Dataset items:
——————————

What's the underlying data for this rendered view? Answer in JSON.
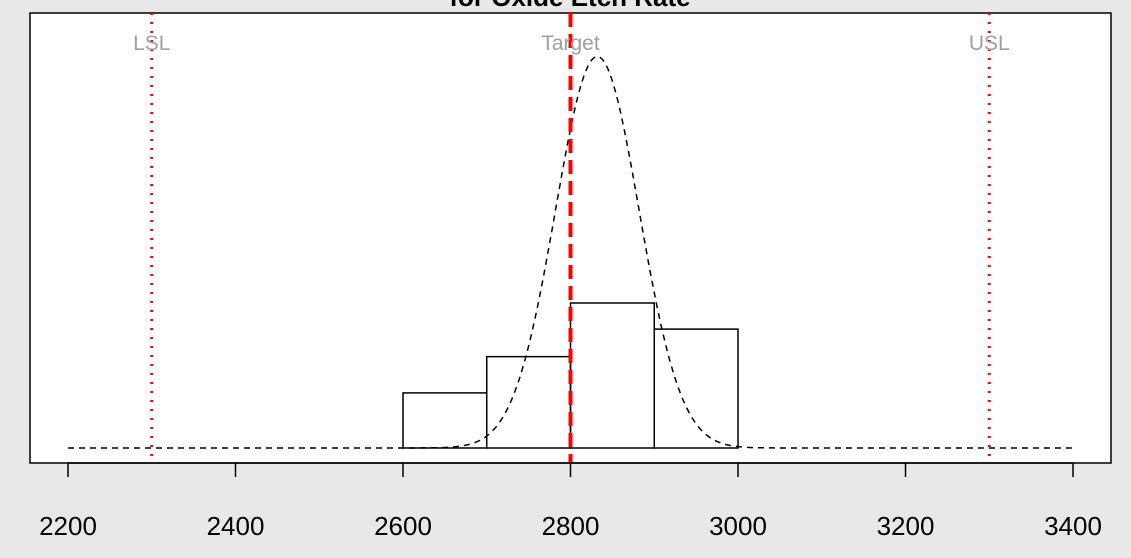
{
  "chart_data": {
    "type": "bar",
    "title": "for Oxide  Etch  Rate",
    "xlabel": "",
    "ylabel": "",
    "xlim": [
      2200,
      3400
    ],
    "x_ticks": [
      2200,
      2400,
      2600,
      2800,
      3000,
      3200,
      3400
    ],
    "x_tick_labels": [
      "2200",
      "2400",
      "2600",
      "2800",
      "3000",
      "3200",
      "3400"
    ],
    "histogram": {
      "bin_edges": [
        2600,
        2700,
        2800,
        2900,
        3000
      ],
      "heights": [
        0.38,
        0.63,
        1.0,
        0.82
      ],
      "height_note": "relative"
    },
    "density_curve": {
      "mean": 2832,
      "sd": 50,
      "x_start": 2200,
      "x_end": 3400,
      "peak_relative_height": 2.7
    },
    "reference_lines": [
      {
        "label": "LSL",
        "x": 2300,
        "style": "dotted",
        "color": "#ff0000"
      },
      {
        "label": "Target",
        "x": 2800,
        "style": "dashed",
        "color": "#ff0000"
      },
      {
        "label": "USL",
        "x": 3300,
        "style": "dotted",
        "color": "#ff0000"
      }
    ],
    "reference_label_color": "#a0a0a0",
    "grid": false,
    "background": "#e8e8e8",
    "plot_background": "#ffffff"
  }
}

——————————

◆ EXERCISE INSTRUCTIONS
Omit the pictures, then quote the rest of the material above exactly.

◆ EXERCISE ANSWER
What's the underlying data for this rendered view? Answer in JSON.
{
  "chart_data": {
    "type": "bar",
    "title": "for Oxide  Etch  Rate",
    "xlabel": "",
    "ylabel": "",
    "xlim": [
      2200,
      3400
    ],
    "x_ticks": [
      2200,
      2400,
      2600,
      2800,
      3000,
      3200,
      3400
    ],
    "x_tick_labels": [
      "2200",
      "2400",
      "2600",
      "2800",
      "3000",
      "3200",
      "3400"
    ],
    "histogram": {
      "bin_edges": [
        2600,
        2700,
        2800,
        2900,
        3000
      ],
      "heights": [
        0.38,
        0.63,
        1.0,
        0.82
      ],
      "height_note": "relative"
    },
    "density_curve": {
      "mean": 2832,
      "sd": 50,
      "x_start": 2200,
      "x_end": 3400,
      "peak_relative_height": 2.7
    },
    "reference_lines": [
      {
        "label": "LSL",
        "x": 2300,
        "style": "dotted",
        "color": "#ff0000"
      },
      {
        "label": "Target",
        "x": 2800,
        "style": "dashed",
        "color": "#ff0000"
      },
      {
        "label": "USL",
        "x": 3300,
        "style": "dotted",
        "color": "#ff0000"
      }
    ],
    "reference_label_color": "#a0a0a0",
    "grid": false,
    "background": "#e8e8e8",
    "plot_background": "#ffffff"
  }
}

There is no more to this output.